◆ Entries from a visual dataset
►

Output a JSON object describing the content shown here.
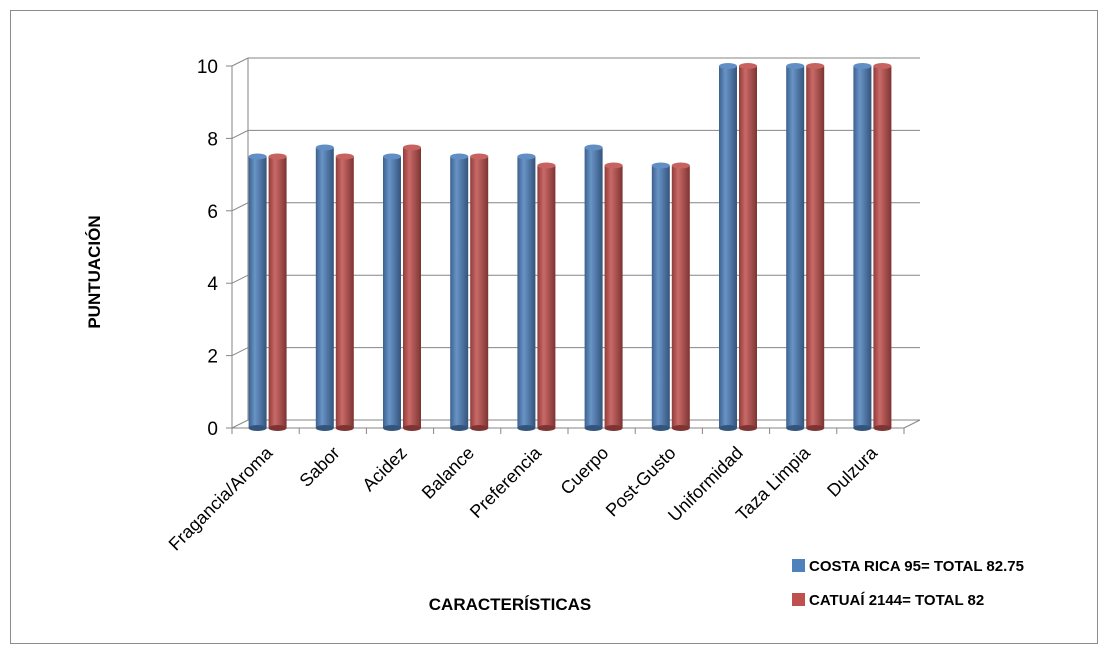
{
  "chart_data": {
    "type": "bar",
    "categories": [
      "Fragancia/Aroma",
      "Sabor",
      "Acidez",
      "Balance",
      "Preferencia",
      "Cuerpo",
      "Post-Gusto",
      "Uniformidad",
      "Taza Limpia",
      "Dulzura"
    ],
    "series": [
      {
        "name": "COSTA RICA 95= TOTAL 82.75",
        "color": "#4f81bd",
        "values": [
          7.5,
          7.75,
          7.5,
          7.5,
          7.5,
          7.75,
          7.25,
          10,
          10,
          10
        ]
      },
      {
        "name": "CATUAÍ 2144= TOTAL 82",
        "color": "#c0504d",
        "values": [
          7.5,
          7.5,
          7.75,
          7.5,
          7.25,
          7.25,
          7.25,
          10,
          10,
          10
        ]
      }
    ],
    "ylim": [
      0,
      10
    ],
    "yticks": [
      0,
      2,
      4,
      6,
      8,
      10
    ],
    "xlabel": "CARACTERÍSTICAS",
    "ylabel": "PUNTUACIÓN",
    "grid": true,
    "legend_position": "bottom-right"
  }
}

◄

◆ Set task
In the records above, find the lines containing "name" and copy them.

◆ Result for this exercise
        "name": "COSTA RICA 95= TOTAL 82.75",
        "name": "CATUAÍ 2144= TOTAL 82",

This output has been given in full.